BEGIN Records for this task

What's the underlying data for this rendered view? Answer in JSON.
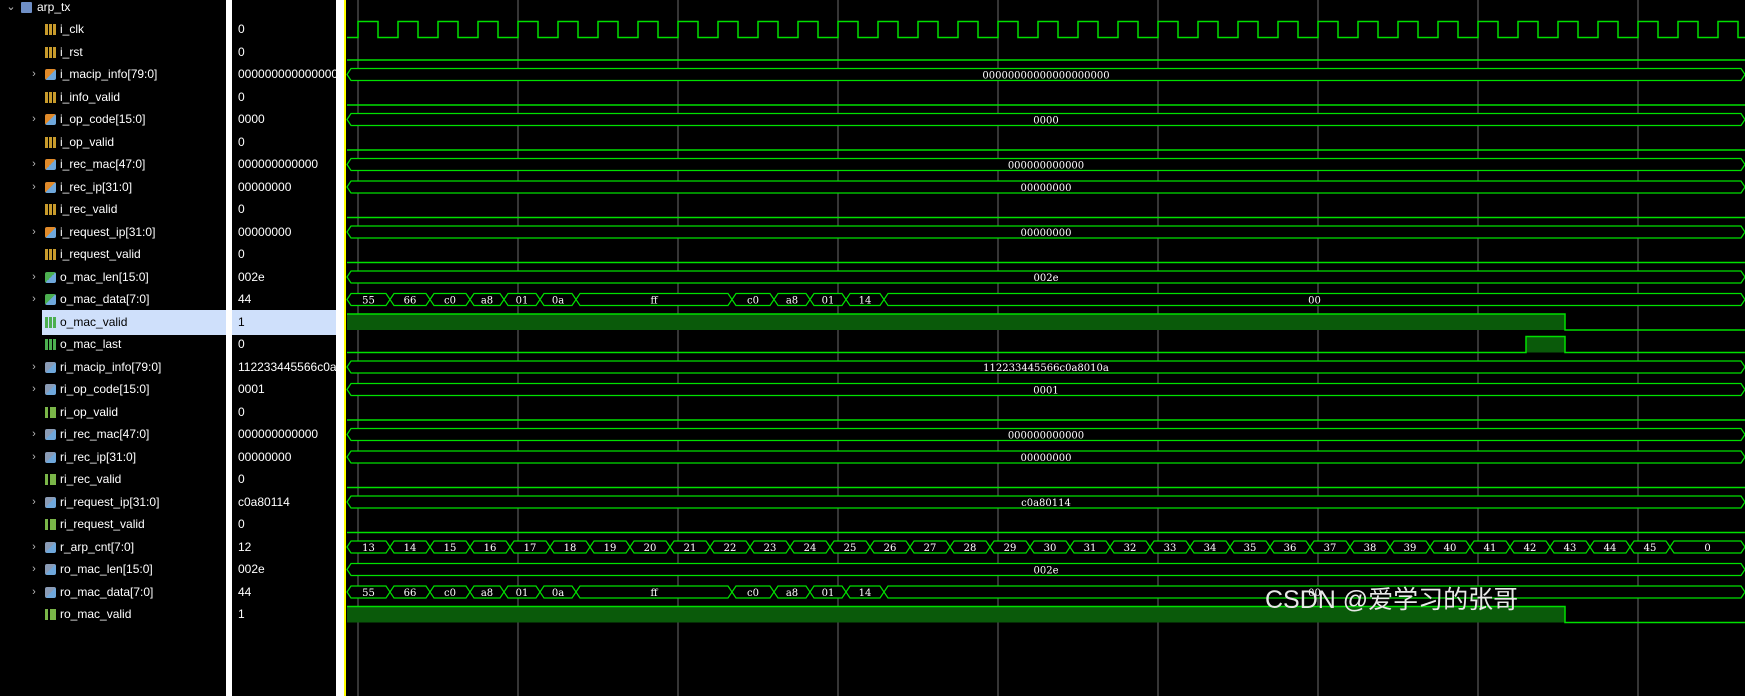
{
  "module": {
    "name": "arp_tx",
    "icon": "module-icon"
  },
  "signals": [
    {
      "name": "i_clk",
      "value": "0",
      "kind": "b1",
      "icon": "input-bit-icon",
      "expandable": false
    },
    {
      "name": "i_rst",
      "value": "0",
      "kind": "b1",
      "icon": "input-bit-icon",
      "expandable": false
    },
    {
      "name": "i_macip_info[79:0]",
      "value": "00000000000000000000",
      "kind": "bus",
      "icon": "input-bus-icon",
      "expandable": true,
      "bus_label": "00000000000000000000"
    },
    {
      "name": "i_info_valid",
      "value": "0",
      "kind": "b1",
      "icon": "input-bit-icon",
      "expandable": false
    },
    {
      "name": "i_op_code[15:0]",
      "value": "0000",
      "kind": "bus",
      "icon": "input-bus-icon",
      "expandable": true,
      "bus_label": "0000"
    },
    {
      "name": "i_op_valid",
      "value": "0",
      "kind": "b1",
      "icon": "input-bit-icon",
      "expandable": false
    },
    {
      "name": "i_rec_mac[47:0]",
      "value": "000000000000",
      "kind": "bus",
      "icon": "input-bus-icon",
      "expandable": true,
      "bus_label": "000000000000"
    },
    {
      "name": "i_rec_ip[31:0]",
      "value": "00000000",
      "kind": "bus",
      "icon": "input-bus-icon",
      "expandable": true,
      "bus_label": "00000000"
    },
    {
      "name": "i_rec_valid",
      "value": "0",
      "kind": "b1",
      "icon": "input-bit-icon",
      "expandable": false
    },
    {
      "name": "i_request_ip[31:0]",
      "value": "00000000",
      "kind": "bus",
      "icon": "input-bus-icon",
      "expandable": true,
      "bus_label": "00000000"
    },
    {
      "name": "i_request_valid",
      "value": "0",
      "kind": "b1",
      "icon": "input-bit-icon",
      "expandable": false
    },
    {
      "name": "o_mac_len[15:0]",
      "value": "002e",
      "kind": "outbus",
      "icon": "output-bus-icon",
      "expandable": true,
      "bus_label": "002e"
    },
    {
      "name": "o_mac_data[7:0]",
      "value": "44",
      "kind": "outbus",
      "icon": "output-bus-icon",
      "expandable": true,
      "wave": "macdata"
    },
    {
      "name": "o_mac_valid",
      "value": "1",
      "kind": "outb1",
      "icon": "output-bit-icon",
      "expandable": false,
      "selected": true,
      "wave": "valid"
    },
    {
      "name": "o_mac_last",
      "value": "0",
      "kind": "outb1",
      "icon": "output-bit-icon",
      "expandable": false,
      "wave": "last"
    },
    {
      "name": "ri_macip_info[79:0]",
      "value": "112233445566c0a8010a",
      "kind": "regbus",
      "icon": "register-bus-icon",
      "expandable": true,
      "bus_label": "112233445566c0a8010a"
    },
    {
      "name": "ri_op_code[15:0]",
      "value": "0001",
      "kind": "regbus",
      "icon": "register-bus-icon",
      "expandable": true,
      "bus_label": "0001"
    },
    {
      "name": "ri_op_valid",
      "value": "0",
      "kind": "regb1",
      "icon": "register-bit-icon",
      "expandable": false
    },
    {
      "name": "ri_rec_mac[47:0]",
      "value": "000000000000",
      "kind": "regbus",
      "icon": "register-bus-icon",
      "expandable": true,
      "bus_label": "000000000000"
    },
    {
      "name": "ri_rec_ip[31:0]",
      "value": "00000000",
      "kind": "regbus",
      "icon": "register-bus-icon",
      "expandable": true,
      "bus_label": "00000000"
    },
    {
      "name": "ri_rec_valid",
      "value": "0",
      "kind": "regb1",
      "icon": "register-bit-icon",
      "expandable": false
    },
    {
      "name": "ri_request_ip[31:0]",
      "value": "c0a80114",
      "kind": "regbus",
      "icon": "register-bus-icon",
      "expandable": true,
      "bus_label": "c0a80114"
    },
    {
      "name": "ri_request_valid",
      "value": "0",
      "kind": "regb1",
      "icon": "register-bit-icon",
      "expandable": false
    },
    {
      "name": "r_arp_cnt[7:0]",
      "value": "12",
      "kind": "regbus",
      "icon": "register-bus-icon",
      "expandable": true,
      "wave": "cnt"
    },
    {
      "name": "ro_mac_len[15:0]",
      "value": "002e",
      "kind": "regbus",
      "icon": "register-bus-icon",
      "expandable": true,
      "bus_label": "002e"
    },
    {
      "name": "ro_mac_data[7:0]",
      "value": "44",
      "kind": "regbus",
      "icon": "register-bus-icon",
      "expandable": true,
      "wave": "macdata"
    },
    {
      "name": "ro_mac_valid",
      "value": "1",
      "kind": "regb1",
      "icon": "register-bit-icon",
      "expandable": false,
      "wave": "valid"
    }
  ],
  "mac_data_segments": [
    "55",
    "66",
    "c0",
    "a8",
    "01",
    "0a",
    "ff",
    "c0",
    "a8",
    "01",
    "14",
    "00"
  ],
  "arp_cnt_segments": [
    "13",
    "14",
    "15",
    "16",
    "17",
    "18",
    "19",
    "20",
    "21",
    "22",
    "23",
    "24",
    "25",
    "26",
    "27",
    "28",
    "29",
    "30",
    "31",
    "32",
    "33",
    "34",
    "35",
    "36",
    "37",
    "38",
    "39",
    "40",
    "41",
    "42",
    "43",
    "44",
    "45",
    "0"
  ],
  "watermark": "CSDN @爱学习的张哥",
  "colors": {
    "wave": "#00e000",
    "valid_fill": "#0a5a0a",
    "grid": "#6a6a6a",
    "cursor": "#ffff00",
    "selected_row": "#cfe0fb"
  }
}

END Records for this task

→ Problem details: Leave the pictures out and reproduce all of the records exactly.

→ Exercise answer:
What's the underlying data for this rendered view? Answer in JSON.
{
  "module": {
    "name": "arp_tx",
    "icon": "module-icon"
  },
  "signals": [
    {
      "name": "i_clk",
      "value": "0",
      "kind": "b1",
      "icon": "input-bit-icon",
      "expandable": false
    },
    {
      "name": "i_rst",
      "value": "0",
      "kind": "b1",
      "icon": "input-bit-icon",
      "expandable": false
    },
    {
      "name": "i_macip_info[79:0]",
      "value": "00000000000000000000",
      "kind": "bus",
      "icon": "input-bus-icon",
      "expandable": true,
      "bus_label": "00000000000000000000"
    },
    {
      "name": "i_info_valid",
      "value": "0",
      "kind": "b1",
      "icon": "input-bit-icon",
      "expandable": false
    },
    {
      "name": "i_op_code[15:0]",
      "value": "0000",
      "kind": "bus",
      "icon": "input-bus-icon",
      "expandable": true,
      "bus_label": "0000"
    },
    {
      "name": "i_op_valid",
      "value": "0",
      "kind": "b1",
      "icon": "input-bit-icon",
      "expandable": false
    },
    {
      "name": "i_rec_mac[47:0]",
      "value": "000000000000",
      "kind": "bus",
      "icon": "input-bus-icon",
      "expandable": true,
      "bus_label": "000000000000"
    },
    {
      "name": "i_rec_ip[31:0]",
      "value": "00000000",
      "kind": "bus",
      "icon": "input-bus-icon",
      "expandable": true,
      "bus_label": "00000000"
    },
    {
      "name": "i_rec_valid",
      "value": "0",
      "kind": "b1",
      "icon": "input-bit-icon",
      "expandable": false
    },
    {
      "name": "i_request_ip[31:0]",
      "value": "00000000",
      "kind": "bus",
      "icon": "input-bus-icon",
      "expandable": true,
      "bus_label": "00000000"
    },
    {
      "name": "i_request_valid",
      "value": "0",
      "kind": "b1",
      "icon": "input-bit-icon",
      "expandable": false
    },
    {
      "name": "o_mac_len[15:0]",
      "value": "002e",
      "kind": "outbus",
      "icon": "output-bus-icon",
      "expandable": true,
      "bus_label": "002e"
    },
    {
      "name": "o_mac_data[7:0]",
      "value": "44",
      "kind": "outbus",
      "icon": "output-bus-icon",
      "expandable": true,
      "wave": "macdata"
    },
    {
      "name": "o_mac_valid",
      "value": "1",
      "kind": "outb1",
      "icon": "output-bit-icon",
      "expandable": false,
      "selected": true,
      "wave": "valid"
    },
    {
      "name": "o_mac_last",
      "value": "0",
      "kind": "outb1",
      "icon": "output-bit-icon",
      "expandable": false,
      "wave": "last"
    },
    {
      "name": "ri_macip_info[79:0]",
      "value": "112233445566c0a8010a",
      "kind": "regbus",
      "icon": "register-bus-icon",
      "expandable": true,
      "bus_label": "112233445566c0a8010a"
    },
    {
      "name": "ri_op_code[15:0]",
      "value": "0001",
      "kind": "regbus",
      "icon": "register-bus-icon",
      "expandable": true,
      "bus_label": "0001"
    },
    {
      "name": "ri_op_valid",
      "value": "0",
      "kind": "regb1",
      "icon": "register-bit-icon",
      "expandable": false
    },
    {
      "name": "ri_rec_mac[47:0]",
      "value": "000000000000",
      "kind": "regbus",
      "icon": "register-bus-icon",
      "expandable": true,
      "bus_label": "000000000000"
    },
    {
      "name": "ri_rec_ip[31:0]",
      "value": "00000000",
      "kind": "regbus",
      "icon": "register-bus-icon",
      "expandable": true,
      "bus_label": "00000000"
    },
    {
      "name": "ri_rec_valid",
      "value": "0",
      "kind": "regb1",
      "icon": "register-bit-icon",
      "expandable": false
    },
    {
      "name": "ri_request_ip[31:0]",
      "value": "c0a80114",
      "kind": "regbus",
      "icon": "register-bus-icon",
      "expandable": true,
      "bus_label": "c0a80114"
    },
    {
      "name": "ri_request_valid",
      "value": "0",
      "kind": "regb1",
      "icon": "register-bit-icon",
      "expandable": false
    },
    {
      "name": "r_arp_cnt[7:0]",
      "value": "12",
      "kind": "regbus",
      "icon": "register-bus-icon",
      "expandable": true,
      "wave": "cnt"
    },
    {
      "name": "ro_mac_len[15:0]",
      "value": "002e",
      "kind": "regbus",
      "icon": "register-bus-icon",
      "expandable": true,
      "bus_label": "002e"
    },
    {
      "name": "ro_mac_data[7:0]",
      "value": "44",
      "kind": "regbus",
      "icon": "register-bus-icon",
      "expandable": true,
      "wave": "macdata"
    },
    {
      "name": "ro_mac_valid",
      "value": "1",
      "kind": "regb1",
      "icon": "register-bit-icon",
      "expandable": false,
      "wave": "valid"
    }
  ],
  "mac_data_segments": [
    "55",
    "66",
    "c0",
    "a8",
    "01",
    "0a",
    "ff",
    "c0",
    "a8",
    "01",
    "14",
    "00"
  ],
  "arp_cnt_segments": [
    "13",
    "14",
    "15",
    "16",
    "17",
    "18",
    "19",
    "20",
    "21",
    "22",
    "23",
    "24",
    "25",
    "26",
    "27",
    "28",
    "29",
    "30",
    "31",
    "32",
    "33",
    "34",
    "35",
    "36",
    "37",
    "38",
    "39",
    "40",
    "41",
    "42",
    "43",
    "44",
    "45",
    "0"
  ],
  "watermark": "CSDN @爱学习的张哥",
  "colors": {
    "wave": "#00e000",
    "valid_fill": "#0a5a0a",
    "grid": "#6a6a6a",
    "cursor": "#ffff00",
    "selected_row": "#cfe0fb"
  }
}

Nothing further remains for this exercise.